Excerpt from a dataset
################
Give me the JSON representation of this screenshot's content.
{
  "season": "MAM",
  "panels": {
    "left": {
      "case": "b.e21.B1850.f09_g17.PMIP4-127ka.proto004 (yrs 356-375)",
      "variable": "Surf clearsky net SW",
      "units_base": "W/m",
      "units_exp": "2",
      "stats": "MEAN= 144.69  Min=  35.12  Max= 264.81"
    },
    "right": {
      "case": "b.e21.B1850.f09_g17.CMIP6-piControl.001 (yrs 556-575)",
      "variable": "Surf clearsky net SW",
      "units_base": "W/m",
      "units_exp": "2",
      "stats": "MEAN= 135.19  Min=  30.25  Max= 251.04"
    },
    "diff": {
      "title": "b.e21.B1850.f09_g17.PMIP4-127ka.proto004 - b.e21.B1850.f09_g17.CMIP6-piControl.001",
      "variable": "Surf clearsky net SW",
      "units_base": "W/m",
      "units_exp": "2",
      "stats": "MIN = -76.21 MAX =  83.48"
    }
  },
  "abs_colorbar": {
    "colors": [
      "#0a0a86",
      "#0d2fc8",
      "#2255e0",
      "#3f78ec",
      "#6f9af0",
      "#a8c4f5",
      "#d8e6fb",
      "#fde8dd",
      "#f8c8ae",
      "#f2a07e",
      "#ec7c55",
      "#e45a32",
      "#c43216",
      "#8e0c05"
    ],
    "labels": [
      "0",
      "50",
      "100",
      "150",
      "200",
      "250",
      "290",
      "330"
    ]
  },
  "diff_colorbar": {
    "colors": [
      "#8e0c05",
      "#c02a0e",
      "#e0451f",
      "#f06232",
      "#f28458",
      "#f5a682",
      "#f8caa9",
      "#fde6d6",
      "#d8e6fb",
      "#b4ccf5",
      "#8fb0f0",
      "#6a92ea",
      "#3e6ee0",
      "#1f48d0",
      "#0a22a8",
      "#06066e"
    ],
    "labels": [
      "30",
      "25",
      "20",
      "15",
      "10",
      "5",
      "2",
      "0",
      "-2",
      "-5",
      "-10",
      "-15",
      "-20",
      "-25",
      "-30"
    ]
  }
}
################
WORK INSTRUCTIONS:
Write out the full listing, keeping every line exactly as it is.

FINISHED EXERCISE:
Give me the JSON representation of this screenshot's content.
{
  "season": "MAM",
  "panels": {
    "left": {
      "case": "b.e21.B1850.f09_g17.PMIP4-127ka.proto004 (yrs 356-375)",
      "variable": "Surf clearsky net SW",
      "units_base": "W/m",
      "units_exp": "2",
      "stats": "MEAN= 144.69  Min=  35.12  Max= 264.81"
    },
    "right": {
      "case": "b.e21.B1850.f09_g17.CMIP6-piControl.001 (yrs 556-575)",
      "variable": "Surf clearsky net SW",
      "units_base": "W/m",
      "units_exp": "2",
      "stats": "MEAN= 135.19  Min=  30.25  Max= 251.04"
    },
    "diff": {
      "title": "b.e21.B1850.f09_g17.PMIP4-127ka.proto004 - b.e21.B1850.f09_g17.CMIP6-piControl.001",
      "variable": "Surf clearsky net SW",
      "units_base": "W/m",
      "units_exp": "2",
      "stats": "MIN = -76.21 MAX =  83.48"
    }
  },
  "abs_colorbar": {
    "colors": [
      "#0a0a86",
      "#0d2fc8",
      "#2255e0",
      "#3f78ec",
      "#6f9af0",
      "#a8c4f5",
      "#d8e6fb",
      "#fde8dd",
      "#f8c8ae",
      "#f2a07e",
      "#ec7c55",
      "#e45a32",
      "#c43216",
      "#8e0c05"
    ],
    "labels": [
      "0",
      "50",
      "100",
      "150",
      "200",
      "250",
      "290",
      "330"
    ]
  },
  "diff_colorbar": {
    "colors": [
      "#8e0c05",
      "#c02a0e",
      "#e0451f",
      "#f06232",
      "#f28458",
      "#f5a682",
      "#f8caa9",
      "#fde6d6",
      "#d8e6fb",
      "#b4ccf5",
      "#8fb0f0",
      "#6a92ea",
      "#3e6ee0",
      "#1f48d0",
      "#0a22a8",
      "#06066e"
    ],
    "labels": [
      "30",
      "25",
      "20",
      "15",
      "10",
      "5",
      "2",
      "0",
      "-2",
      "-5",
      "-10",
      "-15",
      "-20",
      "-25",
      "-30"
    ]
  }
}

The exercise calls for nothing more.